_Records from a data source_:
-=-=-=-=-

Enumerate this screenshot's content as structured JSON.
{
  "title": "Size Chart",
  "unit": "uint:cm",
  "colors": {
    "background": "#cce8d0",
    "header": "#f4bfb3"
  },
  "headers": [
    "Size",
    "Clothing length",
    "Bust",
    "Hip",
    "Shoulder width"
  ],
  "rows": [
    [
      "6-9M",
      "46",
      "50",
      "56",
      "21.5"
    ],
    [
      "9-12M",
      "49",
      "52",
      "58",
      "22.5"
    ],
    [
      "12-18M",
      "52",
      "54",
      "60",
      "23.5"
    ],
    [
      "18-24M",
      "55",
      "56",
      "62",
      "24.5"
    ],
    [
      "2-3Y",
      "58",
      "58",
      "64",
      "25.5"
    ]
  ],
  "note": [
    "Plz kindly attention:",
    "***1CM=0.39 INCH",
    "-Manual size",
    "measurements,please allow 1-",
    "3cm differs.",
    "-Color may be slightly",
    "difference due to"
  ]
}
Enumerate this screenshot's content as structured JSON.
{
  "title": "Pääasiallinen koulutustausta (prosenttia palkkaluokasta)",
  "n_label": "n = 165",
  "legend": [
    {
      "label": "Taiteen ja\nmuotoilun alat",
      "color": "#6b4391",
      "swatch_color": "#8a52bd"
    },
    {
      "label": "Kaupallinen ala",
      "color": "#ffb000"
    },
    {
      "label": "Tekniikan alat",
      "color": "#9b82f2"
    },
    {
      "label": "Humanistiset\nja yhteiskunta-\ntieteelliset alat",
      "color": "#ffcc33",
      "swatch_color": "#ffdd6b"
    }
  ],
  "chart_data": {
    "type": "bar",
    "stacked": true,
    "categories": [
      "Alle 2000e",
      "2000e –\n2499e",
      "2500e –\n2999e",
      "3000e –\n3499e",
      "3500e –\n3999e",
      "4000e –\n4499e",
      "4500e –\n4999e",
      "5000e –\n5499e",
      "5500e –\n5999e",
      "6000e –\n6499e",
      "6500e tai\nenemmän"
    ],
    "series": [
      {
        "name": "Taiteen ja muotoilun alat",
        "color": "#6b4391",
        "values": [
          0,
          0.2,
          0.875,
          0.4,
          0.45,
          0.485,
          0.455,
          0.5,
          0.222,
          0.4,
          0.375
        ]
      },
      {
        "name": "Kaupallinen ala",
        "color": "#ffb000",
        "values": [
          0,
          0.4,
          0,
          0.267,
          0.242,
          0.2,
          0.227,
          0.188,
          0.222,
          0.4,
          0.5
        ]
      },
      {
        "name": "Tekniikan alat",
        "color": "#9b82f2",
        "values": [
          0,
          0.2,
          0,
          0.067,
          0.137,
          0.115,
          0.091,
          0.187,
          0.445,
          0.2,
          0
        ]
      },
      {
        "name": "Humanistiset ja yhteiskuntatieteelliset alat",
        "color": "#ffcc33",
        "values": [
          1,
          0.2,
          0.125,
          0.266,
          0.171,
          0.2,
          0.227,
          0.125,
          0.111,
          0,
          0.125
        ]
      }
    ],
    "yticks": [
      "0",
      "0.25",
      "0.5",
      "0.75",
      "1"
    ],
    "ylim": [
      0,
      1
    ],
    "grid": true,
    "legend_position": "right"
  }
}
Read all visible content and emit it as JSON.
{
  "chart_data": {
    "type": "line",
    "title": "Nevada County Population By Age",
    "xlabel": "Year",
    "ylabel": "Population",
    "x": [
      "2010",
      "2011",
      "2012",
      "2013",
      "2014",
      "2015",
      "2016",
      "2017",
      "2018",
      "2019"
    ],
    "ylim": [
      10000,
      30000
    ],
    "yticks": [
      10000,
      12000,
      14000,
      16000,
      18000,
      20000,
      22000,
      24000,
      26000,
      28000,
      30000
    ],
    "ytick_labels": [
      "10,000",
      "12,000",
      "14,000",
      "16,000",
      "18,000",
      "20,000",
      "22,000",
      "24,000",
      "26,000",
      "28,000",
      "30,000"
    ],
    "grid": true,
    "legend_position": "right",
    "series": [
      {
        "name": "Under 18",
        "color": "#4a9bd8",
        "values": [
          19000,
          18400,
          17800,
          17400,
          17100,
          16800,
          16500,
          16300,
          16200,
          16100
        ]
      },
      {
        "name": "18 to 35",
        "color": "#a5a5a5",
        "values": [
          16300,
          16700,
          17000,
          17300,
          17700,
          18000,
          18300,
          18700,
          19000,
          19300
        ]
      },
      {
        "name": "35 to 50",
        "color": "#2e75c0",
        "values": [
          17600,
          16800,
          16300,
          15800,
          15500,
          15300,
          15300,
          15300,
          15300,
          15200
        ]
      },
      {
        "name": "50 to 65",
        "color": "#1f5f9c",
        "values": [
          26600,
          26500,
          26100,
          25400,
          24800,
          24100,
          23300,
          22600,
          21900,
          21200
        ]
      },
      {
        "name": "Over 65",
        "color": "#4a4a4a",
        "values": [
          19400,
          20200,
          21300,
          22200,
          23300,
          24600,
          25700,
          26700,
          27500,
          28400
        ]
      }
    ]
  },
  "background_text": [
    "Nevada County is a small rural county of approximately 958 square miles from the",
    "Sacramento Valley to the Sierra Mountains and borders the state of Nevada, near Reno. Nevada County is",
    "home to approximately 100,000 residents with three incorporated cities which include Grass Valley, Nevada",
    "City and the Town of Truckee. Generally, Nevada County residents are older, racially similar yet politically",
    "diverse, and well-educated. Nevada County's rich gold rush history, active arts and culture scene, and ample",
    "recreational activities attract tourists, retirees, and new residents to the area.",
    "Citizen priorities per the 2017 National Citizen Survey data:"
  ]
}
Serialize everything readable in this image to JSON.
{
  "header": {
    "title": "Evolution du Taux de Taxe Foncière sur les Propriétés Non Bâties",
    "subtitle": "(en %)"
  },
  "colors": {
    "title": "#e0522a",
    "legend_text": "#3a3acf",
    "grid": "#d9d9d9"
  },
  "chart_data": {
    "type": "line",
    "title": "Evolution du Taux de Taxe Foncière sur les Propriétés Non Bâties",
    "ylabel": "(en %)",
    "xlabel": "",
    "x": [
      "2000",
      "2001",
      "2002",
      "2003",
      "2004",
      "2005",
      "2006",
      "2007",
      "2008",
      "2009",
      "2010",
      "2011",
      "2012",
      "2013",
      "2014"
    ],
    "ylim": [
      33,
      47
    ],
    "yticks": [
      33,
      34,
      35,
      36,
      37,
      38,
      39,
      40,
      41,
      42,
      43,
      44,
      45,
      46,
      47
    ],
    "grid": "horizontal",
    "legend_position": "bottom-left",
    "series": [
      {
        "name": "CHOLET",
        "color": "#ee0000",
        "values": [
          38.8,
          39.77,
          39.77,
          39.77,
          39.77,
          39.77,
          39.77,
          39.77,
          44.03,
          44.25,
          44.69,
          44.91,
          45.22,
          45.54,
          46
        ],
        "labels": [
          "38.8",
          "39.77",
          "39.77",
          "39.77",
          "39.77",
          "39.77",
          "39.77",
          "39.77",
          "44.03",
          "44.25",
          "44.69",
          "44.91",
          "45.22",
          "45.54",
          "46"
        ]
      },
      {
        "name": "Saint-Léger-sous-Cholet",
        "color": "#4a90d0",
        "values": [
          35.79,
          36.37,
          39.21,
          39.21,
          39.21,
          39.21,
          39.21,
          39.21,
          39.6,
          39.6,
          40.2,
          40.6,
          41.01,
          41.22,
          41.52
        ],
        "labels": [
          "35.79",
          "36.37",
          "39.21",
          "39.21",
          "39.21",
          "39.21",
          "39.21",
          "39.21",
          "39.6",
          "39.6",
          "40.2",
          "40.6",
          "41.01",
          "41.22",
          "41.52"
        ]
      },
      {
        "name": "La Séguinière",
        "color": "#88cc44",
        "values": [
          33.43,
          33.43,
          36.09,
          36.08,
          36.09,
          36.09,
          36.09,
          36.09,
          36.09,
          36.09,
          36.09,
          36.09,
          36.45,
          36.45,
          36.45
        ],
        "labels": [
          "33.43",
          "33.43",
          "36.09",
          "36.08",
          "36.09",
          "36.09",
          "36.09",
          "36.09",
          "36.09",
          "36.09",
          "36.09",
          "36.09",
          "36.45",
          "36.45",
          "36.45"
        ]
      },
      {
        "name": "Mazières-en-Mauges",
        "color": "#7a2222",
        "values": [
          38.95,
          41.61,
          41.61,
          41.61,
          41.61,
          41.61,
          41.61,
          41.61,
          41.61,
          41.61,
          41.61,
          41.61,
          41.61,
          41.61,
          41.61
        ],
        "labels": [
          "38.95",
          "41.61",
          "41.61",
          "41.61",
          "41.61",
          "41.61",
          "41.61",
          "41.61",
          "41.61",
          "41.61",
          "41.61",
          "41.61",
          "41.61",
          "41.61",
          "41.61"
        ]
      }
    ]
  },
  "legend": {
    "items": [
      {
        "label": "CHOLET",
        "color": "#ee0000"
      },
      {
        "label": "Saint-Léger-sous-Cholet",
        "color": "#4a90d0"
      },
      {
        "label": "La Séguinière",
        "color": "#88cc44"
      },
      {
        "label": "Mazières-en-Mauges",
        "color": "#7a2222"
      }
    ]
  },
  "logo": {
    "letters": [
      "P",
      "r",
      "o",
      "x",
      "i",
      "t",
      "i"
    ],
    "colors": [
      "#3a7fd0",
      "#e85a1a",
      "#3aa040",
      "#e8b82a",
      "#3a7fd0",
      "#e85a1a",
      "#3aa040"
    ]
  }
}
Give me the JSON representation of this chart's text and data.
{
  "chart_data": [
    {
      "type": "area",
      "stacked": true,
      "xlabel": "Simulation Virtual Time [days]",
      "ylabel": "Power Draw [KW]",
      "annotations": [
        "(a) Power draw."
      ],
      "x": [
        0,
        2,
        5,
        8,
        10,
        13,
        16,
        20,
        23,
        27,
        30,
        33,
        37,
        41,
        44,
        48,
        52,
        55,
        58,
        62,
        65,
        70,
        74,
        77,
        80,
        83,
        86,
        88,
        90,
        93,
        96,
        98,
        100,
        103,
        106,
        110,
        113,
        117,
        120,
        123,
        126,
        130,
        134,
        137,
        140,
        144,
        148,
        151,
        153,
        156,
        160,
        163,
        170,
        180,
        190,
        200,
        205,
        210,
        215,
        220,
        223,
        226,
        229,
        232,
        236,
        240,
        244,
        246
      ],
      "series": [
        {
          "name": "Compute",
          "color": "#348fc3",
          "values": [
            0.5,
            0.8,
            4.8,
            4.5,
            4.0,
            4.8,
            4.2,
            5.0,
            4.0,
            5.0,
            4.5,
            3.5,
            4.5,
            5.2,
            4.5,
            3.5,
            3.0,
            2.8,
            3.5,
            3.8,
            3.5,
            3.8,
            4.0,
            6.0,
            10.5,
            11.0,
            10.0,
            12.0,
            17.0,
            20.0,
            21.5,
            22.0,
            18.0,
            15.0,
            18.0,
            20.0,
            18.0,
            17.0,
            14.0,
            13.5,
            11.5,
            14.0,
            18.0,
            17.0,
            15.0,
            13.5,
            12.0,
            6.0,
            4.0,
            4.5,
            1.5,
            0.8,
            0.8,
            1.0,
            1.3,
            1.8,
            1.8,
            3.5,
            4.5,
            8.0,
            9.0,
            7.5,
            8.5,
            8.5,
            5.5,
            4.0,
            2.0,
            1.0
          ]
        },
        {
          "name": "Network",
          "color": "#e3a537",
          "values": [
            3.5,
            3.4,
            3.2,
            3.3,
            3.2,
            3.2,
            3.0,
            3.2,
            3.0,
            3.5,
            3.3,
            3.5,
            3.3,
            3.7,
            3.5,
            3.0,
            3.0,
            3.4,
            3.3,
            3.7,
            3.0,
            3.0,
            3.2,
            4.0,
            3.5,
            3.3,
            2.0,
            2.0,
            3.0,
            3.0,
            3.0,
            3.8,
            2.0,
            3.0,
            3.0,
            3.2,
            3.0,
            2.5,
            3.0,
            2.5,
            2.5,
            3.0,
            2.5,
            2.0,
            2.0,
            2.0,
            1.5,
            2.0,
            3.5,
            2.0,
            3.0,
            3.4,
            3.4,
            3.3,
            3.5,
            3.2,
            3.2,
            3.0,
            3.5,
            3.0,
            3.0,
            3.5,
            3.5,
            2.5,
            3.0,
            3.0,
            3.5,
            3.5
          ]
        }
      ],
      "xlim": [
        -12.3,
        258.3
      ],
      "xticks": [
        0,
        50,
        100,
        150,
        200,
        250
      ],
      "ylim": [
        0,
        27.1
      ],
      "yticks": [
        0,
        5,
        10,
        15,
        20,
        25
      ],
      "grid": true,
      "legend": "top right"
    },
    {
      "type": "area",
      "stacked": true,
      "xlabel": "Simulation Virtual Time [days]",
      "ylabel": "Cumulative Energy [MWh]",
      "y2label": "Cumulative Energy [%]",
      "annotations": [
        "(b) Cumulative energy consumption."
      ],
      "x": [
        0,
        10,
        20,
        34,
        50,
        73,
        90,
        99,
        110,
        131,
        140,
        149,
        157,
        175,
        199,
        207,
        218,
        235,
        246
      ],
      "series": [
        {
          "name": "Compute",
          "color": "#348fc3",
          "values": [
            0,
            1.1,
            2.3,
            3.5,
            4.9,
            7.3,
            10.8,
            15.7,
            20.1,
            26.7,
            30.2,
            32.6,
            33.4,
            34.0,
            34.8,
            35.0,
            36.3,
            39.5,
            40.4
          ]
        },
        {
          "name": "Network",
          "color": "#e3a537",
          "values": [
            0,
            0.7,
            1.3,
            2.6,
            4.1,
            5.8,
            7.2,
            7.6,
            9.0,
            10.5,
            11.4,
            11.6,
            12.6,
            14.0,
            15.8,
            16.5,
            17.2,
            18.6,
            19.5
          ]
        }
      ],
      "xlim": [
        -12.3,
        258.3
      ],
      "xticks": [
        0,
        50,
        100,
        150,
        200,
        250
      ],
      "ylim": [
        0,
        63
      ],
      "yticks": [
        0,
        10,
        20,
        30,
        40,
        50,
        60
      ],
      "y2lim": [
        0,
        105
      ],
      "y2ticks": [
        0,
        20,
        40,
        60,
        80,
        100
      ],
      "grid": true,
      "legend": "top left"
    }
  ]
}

-=-=-=-=-

_The task_: Search the listing above for the string "Kaupallinen". Copy every line that contains it.

_Task response_:
      "label": "Kaupallinen ala",
        "name": "Kaupallinen ala",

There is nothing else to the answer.